## Stated exercise
Of all the lines in the material, how many include the word "Mannheim"? Reply with the number alone.

## Input records
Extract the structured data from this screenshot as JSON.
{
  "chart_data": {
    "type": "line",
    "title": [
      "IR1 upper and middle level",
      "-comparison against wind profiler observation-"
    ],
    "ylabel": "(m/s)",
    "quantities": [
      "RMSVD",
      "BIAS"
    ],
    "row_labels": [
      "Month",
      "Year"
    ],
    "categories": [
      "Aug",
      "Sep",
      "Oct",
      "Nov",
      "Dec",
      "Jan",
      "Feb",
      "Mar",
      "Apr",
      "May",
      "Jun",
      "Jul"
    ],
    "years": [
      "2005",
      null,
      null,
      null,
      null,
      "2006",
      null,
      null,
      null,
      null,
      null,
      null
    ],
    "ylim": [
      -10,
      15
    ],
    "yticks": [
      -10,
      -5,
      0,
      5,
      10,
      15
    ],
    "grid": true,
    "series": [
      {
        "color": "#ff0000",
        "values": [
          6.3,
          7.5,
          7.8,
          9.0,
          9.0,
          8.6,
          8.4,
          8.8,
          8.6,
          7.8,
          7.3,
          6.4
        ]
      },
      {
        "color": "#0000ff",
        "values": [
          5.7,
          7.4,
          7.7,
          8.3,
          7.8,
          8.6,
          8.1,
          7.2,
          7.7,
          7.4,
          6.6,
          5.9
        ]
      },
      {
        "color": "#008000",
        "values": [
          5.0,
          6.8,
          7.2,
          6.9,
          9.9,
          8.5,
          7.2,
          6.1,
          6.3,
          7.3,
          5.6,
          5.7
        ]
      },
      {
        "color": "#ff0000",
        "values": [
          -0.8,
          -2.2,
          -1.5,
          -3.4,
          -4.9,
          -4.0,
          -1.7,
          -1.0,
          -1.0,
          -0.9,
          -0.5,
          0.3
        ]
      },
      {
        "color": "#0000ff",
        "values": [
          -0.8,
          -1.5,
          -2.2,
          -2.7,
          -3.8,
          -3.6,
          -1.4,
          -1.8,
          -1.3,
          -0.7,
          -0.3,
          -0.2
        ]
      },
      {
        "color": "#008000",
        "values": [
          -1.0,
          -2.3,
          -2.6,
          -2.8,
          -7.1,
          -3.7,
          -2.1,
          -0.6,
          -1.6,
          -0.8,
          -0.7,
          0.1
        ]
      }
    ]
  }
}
--
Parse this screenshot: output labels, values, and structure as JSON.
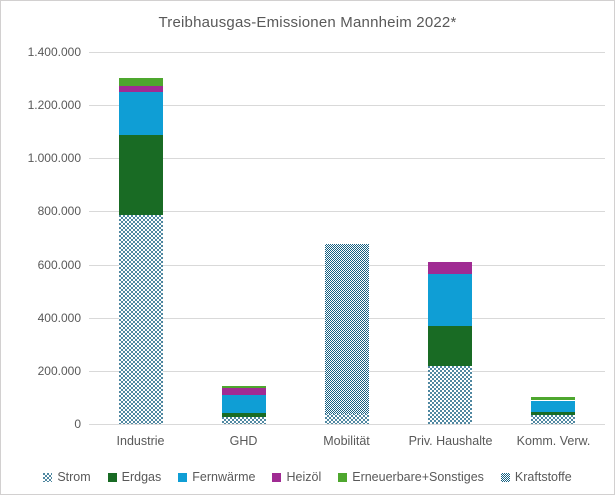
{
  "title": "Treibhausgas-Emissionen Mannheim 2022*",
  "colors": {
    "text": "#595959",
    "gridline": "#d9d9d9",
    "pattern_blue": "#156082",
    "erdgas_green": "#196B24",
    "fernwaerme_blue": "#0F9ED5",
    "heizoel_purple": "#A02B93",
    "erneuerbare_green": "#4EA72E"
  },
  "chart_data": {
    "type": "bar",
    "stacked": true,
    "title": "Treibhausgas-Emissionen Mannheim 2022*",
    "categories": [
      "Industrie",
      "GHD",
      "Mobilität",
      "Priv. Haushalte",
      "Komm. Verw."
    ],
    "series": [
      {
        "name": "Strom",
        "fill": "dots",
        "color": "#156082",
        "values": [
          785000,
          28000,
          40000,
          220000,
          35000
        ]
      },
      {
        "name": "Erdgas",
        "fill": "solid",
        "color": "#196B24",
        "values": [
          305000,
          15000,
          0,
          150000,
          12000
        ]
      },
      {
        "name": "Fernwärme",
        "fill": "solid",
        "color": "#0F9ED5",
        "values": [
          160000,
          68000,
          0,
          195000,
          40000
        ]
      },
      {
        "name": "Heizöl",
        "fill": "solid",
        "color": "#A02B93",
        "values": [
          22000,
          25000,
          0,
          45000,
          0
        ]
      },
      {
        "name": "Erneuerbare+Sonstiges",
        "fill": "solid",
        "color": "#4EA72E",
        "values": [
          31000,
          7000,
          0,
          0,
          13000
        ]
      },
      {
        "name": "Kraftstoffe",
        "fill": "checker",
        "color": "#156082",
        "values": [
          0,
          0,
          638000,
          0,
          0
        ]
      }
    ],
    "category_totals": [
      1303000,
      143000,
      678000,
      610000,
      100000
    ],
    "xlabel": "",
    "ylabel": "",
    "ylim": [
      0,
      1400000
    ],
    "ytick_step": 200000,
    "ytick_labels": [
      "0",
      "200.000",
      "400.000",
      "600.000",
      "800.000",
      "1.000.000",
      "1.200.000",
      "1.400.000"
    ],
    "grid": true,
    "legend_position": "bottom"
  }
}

## Answer to this exercise
2